UTF-8 text files

From: Lasse Kärkkäinen / Tronic (tronic2@sci.fi)
Date: Fri Jun 03 2005 - 08:26:50 CDT

  • Next message: Rick McGowan: "Re: Arabic Joining Classes"


    UTF-8 can be ASCII compatible, but using a BOM breaks this. I have found out
    that some text editors use a BOM in every UTF-8 text file they write and
    that some don't, but none of them allow the user the choose. Those that use
    it, also tend to use it for identifying the encoding, instead of checking
    the data for malformed UTF-8 and then assuming some 8-bit encoding, or using
    system locale, or simply asking the user. In practice the autodetection by
    malformed UTF-8 seems to work quite reliably and it very rarely misdetects
    legacy 8-bit as UTF-8 (in fact, I have never seen this happen).

    While BOM serves as a good way for identifying file encoding (or would, if
    everyone actually used it), it also causes significant trouble to
    applications handling the files as ASCII. Using a BOM in a shell script, for
    example, is not possible (the file must begin with characters #!/, not
    something else). Using UTF-8 somewhere inside the script, on the other hand,
    would be perfectly valid.
+ + + + + + +
— Given instruction —
Please answer these questions on the post about UTF-8 text files:
1. What characters must a shell script file begin with?
2. How often, in the writer's experience, has autodetection by malformed UTF-8 misdetected legacy 8-bit text as UTF-8?
3. What choice do none of the text editors the writer found give the user?

— Supplied data —
+ + + + + + +
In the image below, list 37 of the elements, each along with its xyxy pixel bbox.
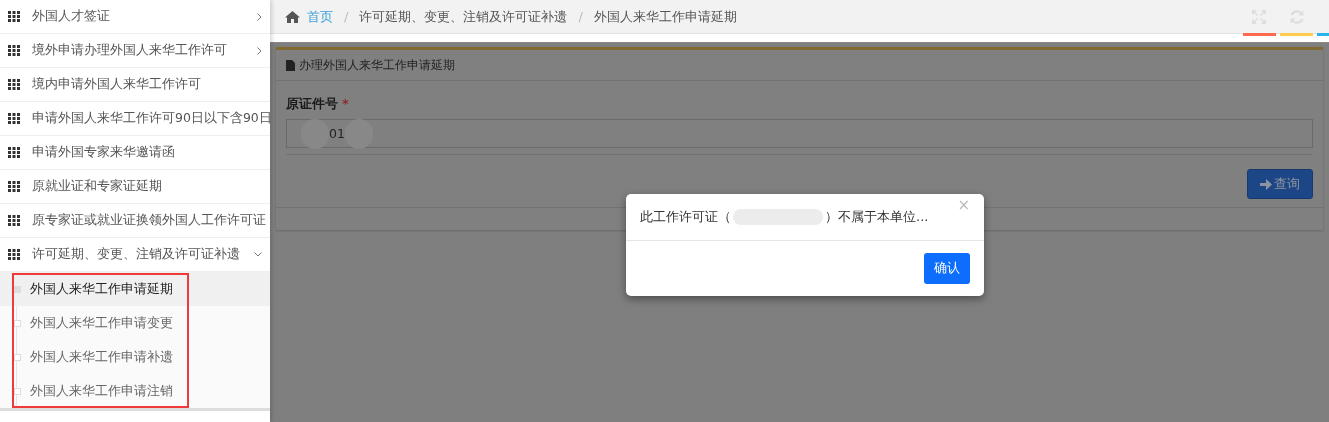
+ + + + + + +
— Correct result —
1. #!/
2. Never.
3. Whether a BOM is written in the UTF-8 text files they save.